_ИСХОДНЫЙ ТЕКСТ_
──────────────────────────────

О типичности Теркина писали десятки людей, делая из строк “парень в этом роде в каждой роте есть всегда, да и в каждом взводе” вывод, что это образ собирательный, обобщенный, что в нем не следует искать каких-то индивидуальных качеств, настолько все типично для советского солдата. И поскольку “был рассеян он частично и частично истреблен”, значит, это вообще не личность, а некий символ всей Советской Армии.

Но ловкий, смекалистый, бесстрашный, свойский, острый на язык парень - это еще не Василий Теркин. Сам Теркин, как и всякий подлинно художественный образ, неповторим именно потому, что ярко индивидуален. Вспомним главу “Теркин - Теркин”. Иван Теркин, подобно Василию, имеет боевые награды, лихо играет на гармони, за словом в карман не лезет, но по характеру совсем иной человек. У него незаметно той душевной тонкости, деликатности, того “умного сердца”, которым так щедро наделен Василий. Он любит быть на виду, ловить на себе восхищенные взгляды бойцов. Услыхав чей-то полуриторический вопрос: “Где-то наш Василий Теркин?”, Иван не замедлил откликнуться: “Это кто там про меня?”

──────────────────────────────

_ИСХОДНЫЕ ДАННЫЕ_
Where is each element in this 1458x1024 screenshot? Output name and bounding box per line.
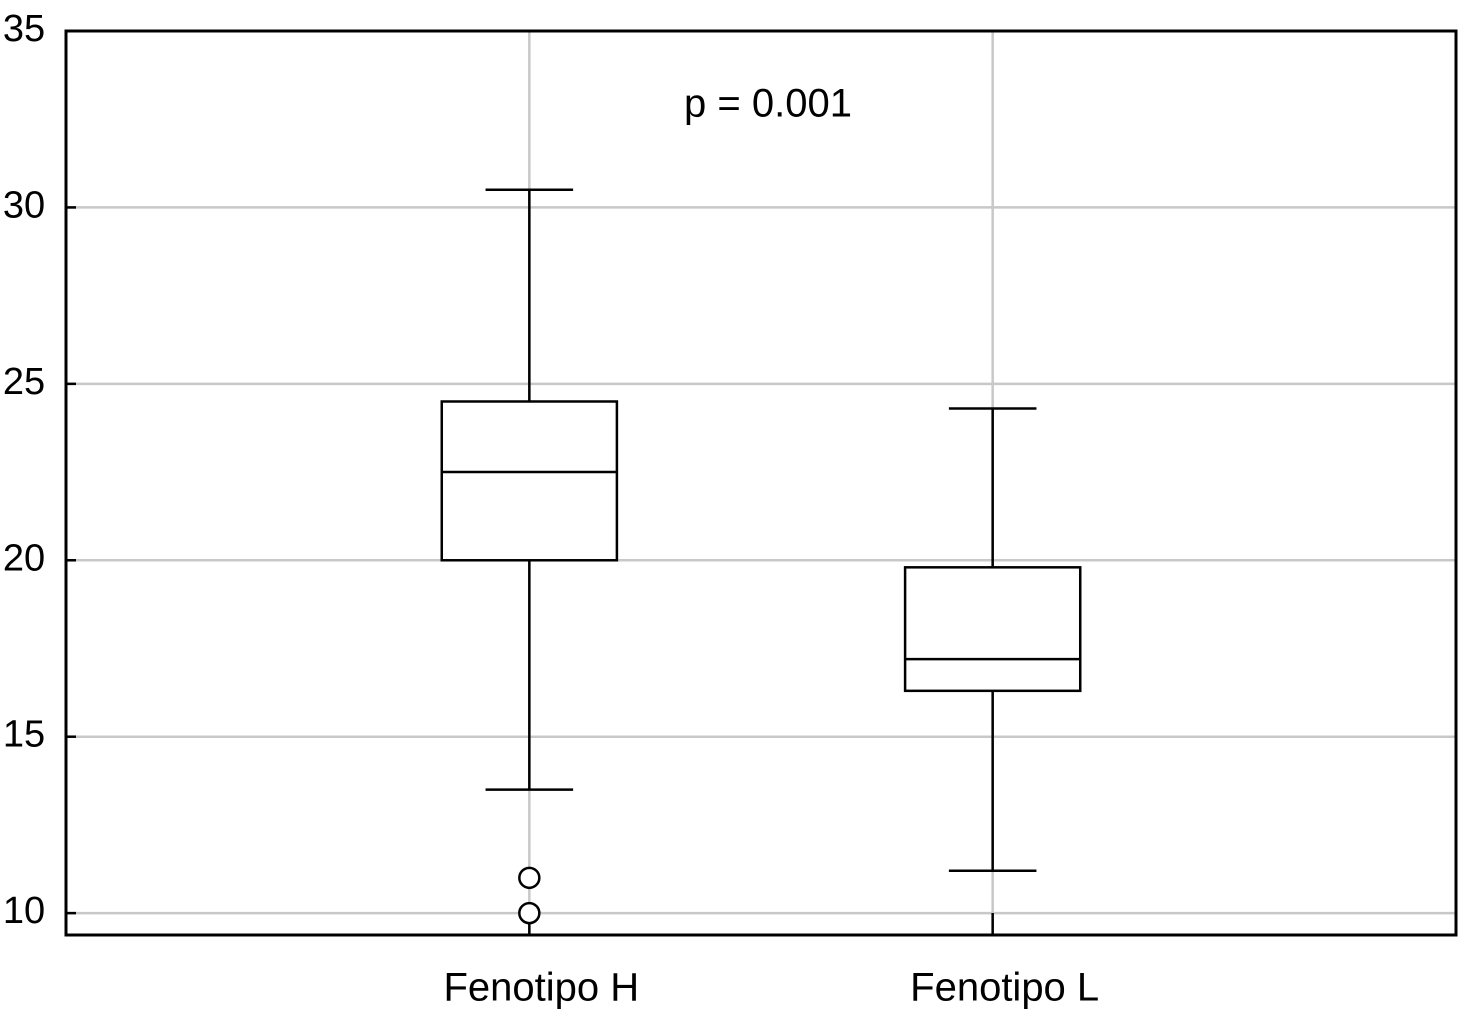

──────────────────────────────

_ЧТО НУЖНО СДЕЛАТЬ_
A: Скопируйте без изменений отрывок из текста о Теркине: начните со слов «О типичности Теркина» и остановитесь после слов «всей Советской Армии.».
B: Продолжите текст о Теркине, начав сразу после его последнего предложения.
Этот материал самостоятельный и с текстом о Теркине не связан.

_ОТВЕТЫ_
A:
О типичности Теркина писали десятки людей, делая из строк “парень в этом роде в каждой роте есть всегда, да и в каждом взводе” вывод, что это образ собирательный, обобщенный, что в нем не следует искать каких-то индивидуальных качеств, настолько все типично для советского солдата. И поскольку “был рассеян он частично и частично истреблен”, значит, это вообще не личность, а некий символ всей Советской Армии.

B:
Теркин - личность чрезвычайно многогранная, вместившая в себя “множество разных и разнообразных людей в одном человеке - от непритязательного деревенско-солдатского балагура до всемирно-исторического героя, - и вместе с тем один человек, удивительно цельный, бесспорный герой и друг”. Он вовсе не старается быть в центре внимания, но так уж само собой получается, что ему “смотрят в рот, словно ловят жадно”. Иногда его подолгу слушают, не перебивая (“Перед боем, “Про солдата-сироту”), чаще прерывают вопросительными или иными репликами, и тогда читатель настолько явственно слышит этот непринужденный солдатский разговор, это многоголосье, как будто видит каждого отдельного бойца въявь, словно на известной картине Ю. Непринцева. С особой силой ощущается это многоголосье тогда, когда Теркин сам в разговоре не участвует, но говорят про него или при нем.

Долгие годы спустя, вскоре после опубликования “Теркина на том свете”, Твардовского пытались упрекнуть в заносчивости и отыскивали ее истоки еще в заключительной главе “Книги про бойца”, в словах: “Что ей будущая слава? Что ей критик, умник тот, что читает без улыбки, ищет, нет ли где ошибки, горе, если не' найдет?” Но подобное отношение к определенной категории критиков вовсе не означало, что поэт - “занесся”, “задурил, кичась талантом”, и уж тем более не давало повода думать, что он “не дорожит любовью народной”.

Будучи от природы чужд всякого тщеславия, Твардовский действительно довольно безразлично относился к тому, сколько в будущем посвятят его книге статей, исследований, диссертаций или даже читательских конференций. Но для него было очень важно, чтобы его книга, уже доставившая столько радости “на войне живущим людям”, продолжала и после войны жить в народном сознании, чтоб толковали о ней не одни ученые с высоких трибун в многолюдных залах.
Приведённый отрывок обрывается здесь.